EXERCISE BRIEF
Repeat the listing below in full, keeping each word as given.

DATA IN THIS EXERCISE

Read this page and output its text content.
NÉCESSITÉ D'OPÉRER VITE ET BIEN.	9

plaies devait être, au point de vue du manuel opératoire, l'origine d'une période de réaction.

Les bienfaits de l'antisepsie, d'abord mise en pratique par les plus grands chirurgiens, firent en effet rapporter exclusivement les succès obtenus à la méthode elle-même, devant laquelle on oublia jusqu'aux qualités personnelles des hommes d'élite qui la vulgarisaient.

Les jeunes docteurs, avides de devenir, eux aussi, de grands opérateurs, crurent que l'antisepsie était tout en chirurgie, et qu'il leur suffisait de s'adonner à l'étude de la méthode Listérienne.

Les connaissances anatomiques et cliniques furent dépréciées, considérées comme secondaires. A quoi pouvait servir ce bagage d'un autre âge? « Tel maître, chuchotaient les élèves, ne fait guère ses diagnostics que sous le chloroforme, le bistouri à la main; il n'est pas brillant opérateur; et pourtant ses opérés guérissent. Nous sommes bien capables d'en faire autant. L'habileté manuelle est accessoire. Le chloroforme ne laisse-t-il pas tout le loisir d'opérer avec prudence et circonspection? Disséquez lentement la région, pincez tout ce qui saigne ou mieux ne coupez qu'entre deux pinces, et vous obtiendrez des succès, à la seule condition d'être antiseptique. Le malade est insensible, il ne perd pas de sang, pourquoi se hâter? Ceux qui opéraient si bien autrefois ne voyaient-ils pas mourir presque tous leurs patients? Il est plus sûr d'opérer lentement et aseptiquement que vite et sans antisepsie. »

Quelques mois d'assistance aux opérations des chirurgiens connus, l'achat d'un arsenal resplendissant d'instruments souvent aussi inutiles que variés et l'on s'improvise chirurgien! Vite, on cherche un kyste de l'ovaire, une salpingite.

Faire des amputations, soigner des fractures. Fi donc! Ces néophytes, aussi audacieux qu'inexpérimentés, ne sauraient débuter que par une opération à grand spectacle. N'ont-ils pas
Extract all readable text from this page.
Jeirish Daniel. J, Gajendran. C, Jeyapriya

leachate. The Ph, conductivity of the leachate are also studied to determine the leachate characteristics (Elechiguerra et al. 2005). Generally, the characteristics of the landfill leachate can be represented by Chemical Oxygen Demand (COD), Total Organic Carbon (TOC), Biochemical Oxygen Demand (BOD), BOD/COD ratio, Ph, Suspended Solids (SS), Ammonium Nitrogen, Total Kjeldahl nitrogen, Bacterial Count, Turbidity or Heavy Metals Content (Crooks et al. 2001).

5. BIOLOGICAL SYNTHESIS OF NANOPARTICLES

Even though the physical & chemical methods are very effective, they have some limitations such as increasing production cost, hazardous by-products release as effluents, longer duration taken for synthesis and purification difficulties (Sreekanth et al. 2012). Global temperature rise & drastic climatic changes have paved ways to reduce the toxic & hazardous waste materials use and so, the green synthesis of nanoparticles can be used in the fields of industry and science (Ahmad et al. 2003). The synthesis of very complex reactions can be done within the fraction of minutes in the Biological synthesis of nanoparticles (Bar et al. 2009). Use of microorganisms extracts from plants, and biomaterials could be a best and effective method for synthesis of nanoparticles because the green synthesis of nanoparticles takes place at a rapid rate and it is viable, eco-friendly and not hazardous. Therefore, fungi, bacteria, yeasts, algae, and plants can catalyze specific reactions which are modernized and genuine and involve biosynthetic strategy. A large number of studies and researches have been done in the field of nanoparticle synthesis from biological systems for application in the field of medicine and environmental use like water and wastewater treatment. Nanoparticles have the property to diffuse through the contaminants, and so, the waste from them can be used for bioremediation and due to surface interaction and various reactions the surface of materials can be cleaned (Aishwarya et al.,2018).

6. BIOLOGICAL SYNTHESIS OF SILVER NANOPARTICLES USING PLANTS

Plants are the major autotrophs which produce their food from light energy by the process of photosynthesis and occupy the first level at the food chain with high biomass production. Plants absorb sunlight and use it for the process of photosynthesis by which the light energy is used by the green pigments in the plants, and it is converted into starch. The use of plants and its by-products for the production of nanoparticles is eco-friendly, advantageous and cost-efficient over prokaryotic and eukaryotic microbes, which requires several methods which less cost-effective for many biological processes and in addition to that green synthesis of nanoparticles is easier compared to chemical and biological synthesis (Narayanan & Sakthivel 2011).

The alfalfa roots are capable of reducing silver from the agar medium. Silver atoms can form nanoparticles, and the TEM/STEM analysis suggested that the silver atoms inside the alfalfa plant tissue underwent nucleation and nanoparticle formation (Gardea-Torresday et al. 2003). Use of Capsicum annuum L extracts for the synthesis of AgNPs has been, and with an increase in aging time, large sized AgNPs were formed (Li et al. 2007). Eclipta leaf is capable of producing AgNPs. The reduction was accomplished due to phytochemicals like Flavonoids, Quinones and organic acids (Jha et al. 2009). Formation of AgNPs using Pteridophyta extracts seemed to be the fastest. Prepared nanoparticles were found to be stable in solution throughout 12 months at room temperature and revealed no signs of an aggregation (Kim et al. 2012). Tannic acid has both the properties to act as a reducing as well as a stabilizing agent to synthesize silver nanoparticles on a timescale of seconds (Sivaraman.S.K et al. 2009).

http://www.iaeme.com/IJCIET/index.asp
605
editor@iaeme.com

OUTPUT OF THE TASK
Read this page and output its text content.
NÉCESSITÉ D'OPÉRER VITE ET BIEN.	9

plaies devait être, au point de vue du manuel opératoire, l'origine d'une période de réaction.

Les bienfaits de l'antisepsie, d'abord mise en pratique par les plus grands chirurgiens, firent en effet rapporter exclusivement les succès obtenus à la méthode elle-même, devant laquelle on oublia jusqu'aux qualités personnelles des hommes d'élite qui la vulgarisaient.

Les jeunes docteurs, avides de devenir, eux aussi, de grands opérateurs, crurent que l'antisepsie était tout en chirurgie, et qu'il leur suffisait de s'adonner à l'étude de la méthode Listérienne.

Les connaissances anatomiques et cliniques furent dépréciées, considérées comme secondaires. A quoi pouvait servir ce bagage d'un autre âge? « Tel maître, chuchotaient les élèves, ne fait guère ses diagnostics que sous le chloroforme, le bistouri à la main; il n'est pas brillant opérateur; et pourtant ses opérés guérissent. Nous sommes bien capables d'en faire autant. L'habileté manuelle est accessoire. Le chloroforme ne laisse-t-il pas tout le loisir d'opérer avec prudence et circonspection? Disséquez lentement la région, pincez tout ce qui saigne ou mieux ne coupez qu'entre deux pinces, et vous obtiendrez des succès, à la seule condition d'être antiseptique. Le malade est insensible, il ne perd pas de sang, pourquoi se hâter? Ceux qui opéraient si bien autrefois ne voyaient-ils pas mourir presque tous leurs patients? Il est plus sûr d'opérer lentement et aseptiquement que vite et sans antisepsie. »

Quelques mois d'assistance aux opérations des chirurgiens connus, l'achat d'un arsenal resplendissant d'instruments souvent aussi inutiles que variés et l'on s'improvise chirurgien! Vite, on cherche un kyste de l'ovaire, une salpingite.

Faire des amputations, soigner des fractures. Fi donc! Ces néophytes, aussi audacieux qu'inexpérimentés, ne sauraient débuter que par une opération à grand spectacle. N'ont-ils pas
Extract all readable text from this page.
Jeirish Daniel. J, Gajendran. C, Jeyapriya

leachate. The Ph, conductivity of the leachate are also studied to determine the leachate characteristics (Elechiguerra et al. 2005). Generally, the characteristics of the landfill leachate can be represented by Chemical Oxygen Demand (COD), Total Organic Carbon (TOC), Biochemical Oxygen Demand (BOD), BOD/COD ratio, Ph, Suspended Solids (SS), Ammonium Nitrogen, Total Kjeldahl nitrogen, Bacterial Count, Turbidity or Heavy Metals Content (Crooks et al. 2001).

5. BIOLOGICAL SYNTHESIS OF NANOPARTICLES

Even though the physical & chemical methods are very effective, they have some limitations such as increasing production cost, hazardous by-products release as effluents, longer duration taken for synthesis and purification difficulties (Sreekanth et al. 2012). Global temperature rise & drastic climatic changes have paved ways to reduce the toxic & hazardous waste materials use and so, the green synthesis of nanoparticles can be used in the fields of industry and science (Ahmad et al. 2003). The synthesis of very complex reactions can be done within the fraction of minutes in the Biological synthesis of nanoparticles (Bar et al. 2009). Use of microorganisms extracts from plants, and biomaterials could be a best and effective method for synthesis of nanoparticles because the green synthesis of nanoparticles takes place at a rapid rate and it is viable, eco-friendly and not hazardous. Therefore, fungi, bacteria, yeasts, algae, and plants can catalyze specific reactions which are modernized and genuine and involve biosynthetic strategy. A large number of studies and researches have been done in the field of nanoparticle synthesis from biological systems for application in the field of medicine and environmental use like water and wastewater treatment. Nanoparticles have the property to diffuse through the contaminants, and so, the waste from them can be used for bioremediation and due to surface interaction and various reactions the surface of materials can be cleaned (Aishwarya et al.,2018).

6. BIOLOGICAL SYNTHESIS OF SILVER NANOPARTICLES USING PLANTS

Plants are the major autotrophs which produce their food from light energy by the process of photosynthesis and occupy the first level at the food chain with high biomass production. Plants absorb sunlight and use it for the process of photosynthesis by which the light energy is used by the green pigments in the plants, and it is converted into starch. The use of plants and its by-products for the production of nanoparticles is eco-friendly, advantageous and cost-efficient over prokaryotic and eukaryotic microbes, which requires several methods which less cost-effective for many biological processes and in addition to that green synthesis of nanoparticles is easier compared to chemical and biological synthesis (Narayanan & Sakthivel 2011).

The alfalfa roots are capable of reducing silver from the agar medium. Silver atoms can form nanoparticles, and the TEM/STEM analysis suggested that the silver atoms inside the alfalfa plant tissue underwent nucleation and nanoparticle formation (Gardea-Torresday et al. 2003). Use of Capsicum annuum L extracts for the synthesis of AgNPs has been, and with an increase in aging time, large sized AgNPs were formed (Li et al. 2007). Eclipta leaf is capable of producing AgNPs. The reduction was accomplished due to phytochemicals like Flavonoids, Quinones and organic acids (Jha et al. 2009). Formation of AgNPs using Pteridophyta extracts seemed to be the fastest. Prepared nanoparticles were found to be stable in solution throughout 12 months at room temperature and revealed no signs of an aggregation (Kim et al. 2012). Tannic acid has both the properties to act as a reducing as well as a stabilizing agent to synthesize silver nanoparticles on a timescale of seconds (Sivaraman.S.K et al. 2009).

http://www.iaeme.com/IJCIET/index.asp
605
editor@iaeme.com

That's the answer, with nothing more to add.